**Task to carry out**
Keep only the lines where "Educación" appears.

-- start --

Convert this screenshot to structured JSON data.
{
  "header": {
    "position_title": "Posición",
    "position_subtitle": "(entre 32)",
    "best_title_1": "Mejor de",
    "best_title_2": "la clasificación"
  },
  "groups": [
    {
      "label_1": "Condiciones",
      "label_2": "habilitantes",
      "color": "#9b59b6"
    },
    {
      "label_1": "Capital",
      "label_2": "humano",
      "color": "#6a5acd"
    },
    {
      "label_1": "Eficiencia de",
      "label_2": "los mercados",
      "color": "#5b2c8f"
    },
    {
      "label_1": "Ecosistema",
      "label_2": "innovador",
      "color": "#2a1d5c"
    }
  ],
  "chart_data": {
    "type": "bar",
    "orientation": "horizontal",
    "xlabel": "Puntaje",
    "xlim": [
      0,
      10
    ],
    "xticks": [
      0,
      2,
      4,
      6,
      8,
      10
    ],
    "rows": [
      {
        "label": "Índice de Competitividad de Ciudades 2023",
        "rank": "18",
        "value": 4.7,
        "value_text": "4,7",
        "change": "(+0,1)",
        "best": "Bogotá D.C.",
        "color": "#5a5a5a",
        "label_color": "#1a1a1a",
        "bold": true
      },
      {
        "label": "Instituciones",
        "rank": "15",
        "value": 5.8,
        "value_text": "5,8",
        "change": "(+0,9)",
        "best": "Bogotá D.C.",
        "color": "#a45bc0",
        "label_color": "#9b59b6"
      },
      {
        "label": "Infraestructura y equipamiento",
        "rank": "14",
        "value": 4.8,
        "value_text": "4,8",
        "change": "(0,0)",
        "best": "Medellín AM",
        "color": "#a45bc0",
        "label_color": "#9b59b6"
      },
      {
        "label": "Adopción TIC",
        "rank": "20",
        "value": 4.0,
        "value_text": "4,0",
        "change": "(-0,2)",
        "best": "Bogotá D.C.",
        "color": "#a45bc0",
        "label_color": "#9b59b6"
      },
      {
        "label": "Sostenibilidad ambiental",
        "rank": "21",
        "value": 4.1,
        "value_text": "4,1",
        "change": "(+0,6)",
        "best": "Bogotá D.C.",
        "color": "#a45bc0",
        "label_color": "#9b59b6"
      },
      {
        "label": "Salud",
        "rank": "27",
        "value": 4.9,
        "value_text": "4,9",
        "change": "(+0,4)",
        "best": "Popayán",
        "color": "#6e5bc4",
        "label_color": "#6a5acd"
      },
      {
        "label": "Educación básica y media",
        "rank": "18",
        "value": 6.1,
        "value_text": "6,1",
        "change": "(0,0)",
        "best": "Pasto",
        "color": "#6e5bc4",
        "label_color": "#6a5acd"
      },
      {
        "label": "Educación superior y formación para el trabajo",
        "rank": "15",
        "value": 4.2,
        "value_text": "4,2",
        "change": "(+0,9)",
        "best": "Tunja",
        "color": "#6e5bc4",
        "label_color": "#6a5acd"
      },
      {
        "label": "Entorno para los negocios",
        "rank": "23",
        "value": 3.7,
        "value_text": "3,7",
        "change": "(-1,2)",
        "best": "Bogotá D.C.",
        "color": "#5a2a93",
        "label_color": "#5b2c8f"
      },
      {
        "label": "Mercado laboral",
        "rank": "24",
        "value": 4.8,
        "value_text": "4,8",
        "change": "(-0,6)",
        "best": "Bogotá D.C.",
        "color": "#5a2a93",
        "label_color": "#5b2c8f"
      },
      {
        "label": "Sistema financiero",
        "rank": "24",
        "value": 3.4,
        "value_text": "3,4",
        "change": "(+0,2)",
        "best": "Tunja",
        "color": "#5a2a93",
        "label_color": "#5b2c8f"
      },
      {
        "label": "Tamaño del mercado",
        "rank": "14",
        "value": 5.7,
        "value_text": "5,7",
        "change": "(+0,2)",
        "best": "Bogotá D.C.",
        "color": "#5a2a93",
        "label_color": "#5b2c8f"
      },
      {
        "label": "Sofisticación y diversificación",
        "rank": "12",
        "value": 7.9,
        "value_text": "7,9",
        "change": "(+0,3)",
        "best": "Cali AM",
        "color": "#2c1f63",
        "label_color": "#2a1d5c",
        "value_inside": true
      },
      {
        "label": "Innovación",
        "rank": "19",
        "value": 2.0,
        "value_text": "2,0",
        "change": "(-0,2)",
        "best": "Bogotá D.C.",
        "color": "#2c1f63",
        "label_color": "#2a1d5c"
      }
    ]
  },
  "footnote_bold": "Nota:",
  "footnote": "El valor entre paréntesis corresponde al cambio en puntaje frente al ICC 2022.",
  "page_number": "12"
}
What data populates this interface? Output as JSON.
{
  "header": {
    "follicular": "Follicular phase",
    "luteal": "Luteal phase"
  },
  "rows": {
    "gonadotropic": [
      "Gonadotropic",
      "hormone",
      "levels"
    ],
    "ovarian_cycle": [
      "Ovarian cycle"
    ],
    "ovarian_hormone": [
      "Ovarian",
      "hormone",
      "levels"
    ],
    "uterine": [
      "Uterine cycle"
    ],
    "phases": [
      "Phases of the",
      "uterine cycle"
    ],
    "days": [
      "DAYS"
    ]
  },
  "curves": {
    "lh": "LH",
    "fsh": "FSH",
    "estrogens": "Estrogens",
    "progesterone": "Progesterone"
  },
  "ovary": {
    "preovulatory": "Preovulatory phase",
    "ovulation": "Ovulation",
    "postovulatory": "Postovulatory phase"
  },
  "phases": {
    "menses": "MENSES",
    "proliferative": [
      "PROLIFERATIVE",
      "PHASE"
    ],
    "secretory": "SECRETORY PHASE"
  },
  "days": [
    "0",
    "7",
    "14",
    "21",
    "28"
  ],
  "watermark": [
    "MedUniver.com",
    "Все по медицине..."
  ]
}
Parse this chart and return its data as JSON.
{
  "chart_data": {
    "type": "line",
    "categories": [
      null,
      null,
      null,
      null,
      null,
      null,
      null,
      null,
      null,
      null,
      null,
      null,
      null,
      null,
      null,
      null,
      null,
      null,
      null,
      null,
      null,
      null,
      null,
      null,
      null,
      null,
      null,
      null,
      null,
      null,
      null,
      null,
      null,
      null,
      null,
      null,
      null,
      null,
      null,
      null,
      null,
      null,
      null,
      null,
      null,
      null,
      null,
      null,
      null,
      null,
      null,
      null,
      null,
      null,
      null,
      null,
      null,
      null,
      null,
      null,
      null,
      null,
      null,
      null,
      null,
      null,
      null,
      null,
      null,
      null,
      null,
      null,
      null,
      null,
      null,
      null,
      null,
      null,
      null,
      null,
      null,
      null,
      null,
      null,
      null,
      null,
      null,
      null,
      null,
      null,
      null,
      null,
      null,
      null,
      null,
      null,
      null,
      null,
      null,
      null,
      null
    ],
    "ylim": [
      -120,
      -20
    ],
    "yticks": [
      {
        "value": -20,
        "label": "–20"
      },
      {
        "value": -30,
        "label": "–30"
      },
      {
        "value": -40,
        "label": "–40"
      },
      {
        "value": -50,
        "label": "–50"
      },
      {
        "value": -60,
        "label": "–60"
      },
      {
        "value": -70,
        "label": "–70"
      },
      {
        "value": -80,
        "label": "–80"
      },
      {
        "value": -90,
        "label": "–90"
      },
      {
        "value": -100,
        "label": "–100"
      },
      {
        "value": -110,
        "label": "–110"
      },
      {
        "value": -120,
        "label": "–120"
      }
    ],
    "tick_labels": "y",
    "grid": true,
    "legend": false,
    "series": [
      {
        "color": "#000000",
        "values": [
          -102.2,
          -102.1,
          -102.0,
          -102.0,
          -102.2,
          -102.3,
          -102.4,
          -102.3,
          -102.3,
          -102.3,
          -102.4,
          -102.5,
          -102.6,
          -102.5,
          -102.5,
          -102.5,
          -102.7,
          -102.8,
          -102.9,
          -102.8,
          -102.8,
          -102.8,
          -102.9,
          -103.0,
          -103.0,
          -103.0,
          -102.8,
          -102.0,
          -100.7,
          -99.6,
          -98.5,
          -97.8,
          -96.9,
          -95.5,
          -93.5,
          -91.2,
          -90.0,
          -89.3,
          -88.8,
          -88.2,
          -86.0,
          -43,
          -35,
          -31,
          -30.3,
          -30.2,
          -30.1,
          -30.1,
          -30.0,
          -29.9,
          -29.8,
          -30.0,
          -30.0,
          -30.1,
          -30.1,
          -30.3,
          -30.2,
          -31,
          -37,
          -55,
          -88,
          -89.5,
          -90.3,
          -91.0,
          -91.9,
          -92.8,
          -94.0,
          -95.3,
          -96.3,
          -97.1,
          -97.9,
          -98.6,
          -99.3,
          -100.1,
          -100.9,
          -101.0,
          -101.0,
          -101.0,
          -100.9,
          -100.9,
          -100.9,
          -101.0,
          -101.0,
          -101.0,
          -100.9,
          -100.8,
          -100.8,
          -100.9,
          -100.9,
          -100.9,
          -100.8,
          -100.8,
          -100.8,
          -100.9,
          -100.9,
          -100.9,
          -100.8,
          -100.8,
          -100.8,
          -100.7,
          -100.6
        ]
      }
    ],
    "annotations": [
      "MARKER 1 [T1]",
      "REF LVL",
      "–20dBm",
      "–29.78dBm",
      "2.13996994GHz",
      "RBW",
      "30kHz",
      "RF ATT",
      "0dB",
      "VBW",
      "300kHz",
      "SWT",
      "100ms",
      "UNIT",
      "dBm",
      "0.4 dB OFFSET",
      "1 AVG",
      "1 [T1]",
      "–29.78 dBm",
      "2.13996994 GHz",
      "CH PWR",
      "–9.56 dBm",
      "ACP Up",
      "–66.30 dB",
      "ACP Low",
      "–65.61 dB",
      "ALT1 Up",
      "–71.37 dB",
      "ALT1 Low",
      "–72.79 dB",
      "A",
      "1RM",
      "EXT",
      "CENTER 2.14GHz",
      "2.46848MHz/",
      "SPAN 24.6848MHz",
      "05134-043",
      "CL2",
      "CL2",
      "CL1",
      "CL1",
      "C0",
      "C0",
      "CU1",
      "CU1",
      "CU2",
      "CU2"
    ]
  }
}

-- end --

**Full output**
        "label": "Educación básica y media",
        "label": "Educación superior y formación para el trabajo",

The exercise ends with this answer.